What the task asks: Below is the data. Give it again, complete and exact.

Extracted material:
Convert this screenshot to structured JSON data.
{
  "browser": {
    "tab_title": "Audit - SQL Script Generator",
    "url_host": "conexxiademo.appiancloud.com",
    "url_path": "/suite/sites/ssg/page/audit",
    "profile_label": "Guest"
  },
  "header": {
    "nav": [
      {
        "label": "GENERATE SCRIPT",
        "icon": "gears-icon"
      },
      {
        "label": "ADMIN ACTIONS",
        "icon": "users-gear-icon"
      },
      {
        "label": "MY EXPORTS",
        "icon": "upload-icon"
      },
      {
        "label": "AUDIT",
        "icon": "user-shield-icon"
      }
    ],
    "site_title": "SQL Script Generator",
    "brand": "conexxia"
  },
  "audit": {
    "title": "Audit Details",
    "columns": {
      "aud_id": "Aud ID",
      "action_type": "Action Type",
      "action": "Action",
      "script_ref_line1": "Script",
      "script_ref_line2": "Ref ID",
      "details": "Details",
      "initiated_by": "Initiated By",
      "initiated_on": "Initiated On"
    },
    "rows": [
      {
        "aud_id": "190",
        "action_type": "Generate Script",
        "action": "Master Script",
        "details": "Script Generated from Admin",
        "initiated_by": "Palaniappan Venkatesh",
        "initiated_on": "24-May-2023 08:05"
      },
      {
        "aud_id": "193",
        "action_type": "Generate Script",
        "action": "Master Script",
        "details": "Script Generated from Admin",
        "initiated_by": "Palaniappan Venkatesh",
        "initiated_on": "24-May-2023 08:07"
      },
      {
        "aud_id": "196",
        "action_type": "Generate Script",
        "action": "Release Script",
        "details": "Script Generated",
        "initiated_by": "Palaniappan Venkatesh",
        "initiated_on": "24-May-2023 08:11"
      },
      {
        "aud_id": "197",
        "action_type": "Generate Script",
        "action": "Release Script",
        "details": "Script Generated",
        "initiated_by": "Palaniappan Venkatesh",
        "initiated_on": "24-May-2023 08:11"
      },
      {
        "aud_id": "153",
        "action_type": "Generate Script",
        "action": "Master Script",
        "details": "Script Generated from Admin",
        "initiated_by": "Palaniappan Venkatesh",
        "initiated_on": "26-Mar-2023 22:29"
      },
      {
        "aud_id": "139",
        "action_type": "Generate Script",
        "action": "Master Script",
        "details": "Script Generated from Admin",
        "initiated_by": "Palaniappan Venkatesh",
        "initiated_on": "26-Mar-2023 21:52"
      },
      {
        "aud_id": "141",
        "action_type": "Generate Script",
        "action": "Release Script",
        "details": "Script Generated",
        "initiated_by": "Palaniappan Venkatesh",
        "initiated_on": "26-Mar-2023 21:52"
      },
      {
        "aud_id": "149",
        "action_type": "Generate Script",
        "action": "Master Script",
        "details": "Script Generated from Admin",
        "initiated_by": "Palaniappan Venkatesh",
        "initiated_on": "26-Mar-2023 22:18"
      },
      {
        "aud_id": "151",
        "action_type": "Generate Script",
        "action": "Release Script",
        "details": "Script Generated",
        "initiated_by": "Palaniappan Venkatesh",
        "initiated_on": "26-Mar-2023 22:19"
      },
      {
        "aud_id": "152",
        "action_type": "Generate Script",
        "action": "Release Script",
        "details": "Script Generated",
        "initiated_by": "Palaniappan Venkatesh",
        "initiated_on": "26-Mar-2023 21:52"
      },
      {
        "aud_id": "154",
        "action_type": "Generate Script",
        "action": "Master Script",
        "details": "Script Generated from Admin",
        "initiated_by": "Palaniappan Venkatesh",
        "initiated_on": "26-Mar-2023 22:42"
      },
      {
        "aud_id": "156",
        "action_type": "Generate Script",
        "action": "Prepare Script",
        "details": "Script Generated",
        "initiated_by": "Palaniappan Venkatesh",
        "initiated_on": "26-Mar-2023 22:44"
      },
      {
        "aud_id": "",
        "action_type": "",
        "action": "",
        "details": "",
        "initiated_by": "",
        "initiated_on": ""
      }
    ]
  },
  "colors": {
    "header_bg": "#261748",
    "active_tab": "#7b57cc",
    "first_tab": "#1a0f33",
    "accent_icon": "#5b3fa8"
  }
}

Expected answer:
Convert this screenshot to structured JSON data.
{
  "browser": {
    "tab_title": "Audit - SQL Script Generator",
    "url_host": "conexxiademo.appiancloud.com",
    "url_path": "/suite/sites/ssg/page/audit",
    "profile_label": "Guest"
  },
  "header": {
    "nav": [
      {
        "label": "GENERATE SCRIPT",
        "icon": "gears-icon"
      },
      {
        "label": "ADMIN ACTIONS",
        "icon": "users-gear-icon"
      },
      {
        "label": "MY EXPORTS",
        "icon": "upload-icon"
      },
      {
        "label": "AUDIT",
        "icon": "user-shield-icon"
      }
    ],
    "site_title": "SQL Script Generator",
    "brand": "conexxia"
  },
  "audit": {
    "title": "Audit Details",
    "columns": {
      "aud_id": "Aud ID",
      "action_type": "Action Type",
      "action": "Action",
      "script_ref_line1": "Script",
      "script_ref_line2": "Ref ID",
      "details": "Details",
      "initiated_by": "Initiated By",
      "initiated_on": "Initiated On"
    },
    "rows": [
      {
        "aud_id": "190",
        "action_type": "Generate Script",
        "action": "Master Script",
        "details": "Script Generated from Admin",
        "initiated_by": "Palaniappan Venkatesh",
        "initiated_on": "24-May-2023 08:05"
      },
      {
        "aud_id": "193",
        "action_type": "Generate Script",
        "action": "Master Script",
        "details": "Script Generated from Admin",
        "initiated_by": "Palaniappan Venkatesh",
        "initiated_on": "24-May-2023 08:07"
      },
      {
        "aud_id": "196",
        "action_type": "Generate Script",
        "action": "Release Script",
        "details": "Script Generated",
        "initiated_by": "Palaniappan Venkatesh",
        "initiated_on": "24-May-2023 08:11"
      },
      {
        "aud_id": "197",
        "action_type": "Generate Script",
        "action": "Release Script",
        "details": "Script Generated",
        "initiated_by": "Palaniappan Venkatesh",
        "initiated_on": "24-May-2023 08:11"
      },
      {
        "aud_id": "153",
        "action_type": "Generate Script",
        "action": "Master Script",
        "details": "Script Generated from Admin",
        "initiated_by": "Palaniappan Venkatesh",
        "initiated_on": "26-Mar-2023 22:29"
      },
      {
        "aud_id": "139",
        "action_type": "Generate Script",
        "action": "Master Script",
        "details": "Script Generated from Admin",
        "initiated_by": "Palaniappan Venkatesh",
        "initiated_on": "26-Mar-2023 21:52"
      },
      {
        "aud_id": "141",
        "action_type": "Generate Script",
        "action": "Release Script",
        "details": "Script Generated",
        "initiated_by": "Palaniappan Venkatesh",
        "initiated_on": "26-Mar-2023 21:52"
      },
      {
        "aud_id": "149",
        "action_type": "Generate Script",
        "action": "Master Script",
        "details": "Script Generated from Admin",
        "initiated_by": "Palaniappan Venkatesh",
        "initiated_on": "26-Mar-2023 22:18"
      },
      {
        "aud_id": "151",
        "action_type": "Generate Script",
        "action": "Release Script",
        "details": "Script Generated",
        "initiated_by": "Palaniappan Venkatesh",
        "initiated_on": "26-Mar-2023 22:19"
      },
      {
        "aud_id": "152",
        "action_type": "Generate Script",
        "action": "Release Script",
        "details": "Script Generated",
        "initiated_by": "Palaniappan Venkatesh",
        "initiated_on": "26-Mar-2023 21:52"
      },
      {
        "aud_id": "154",
        "action_type": "Generate Script",
        "action": "Master Script",
        "details": "Script Generated from Admin",
        "initiated_by": "Palaniappan Venkatesh",
        "initiated_on": "26-Mar-2023 22:42"
      },
      {
        "aud_id": "156",
        "action_type": "Generate Script",
        "action": "Prepare Script",
        "details": "Script Generated",
        "initiated_by": "Palaniappan Venkatesh",
        "initiated_on": "26-Mar-2023 22:44"
      },
      {
        "aud_id": "",
        "action_type": "",
        "action": "",
        "details": "",
        "initiated_by": "",
        "initiated_on": ""
      }
    ]
  },
  "colors": {
    "header_bg": "#261748",
    "active_tab": "#7b57cc",
    "first_tab": "#1a0f33",
    "accent_icon": "#5b3fa8"
  }
}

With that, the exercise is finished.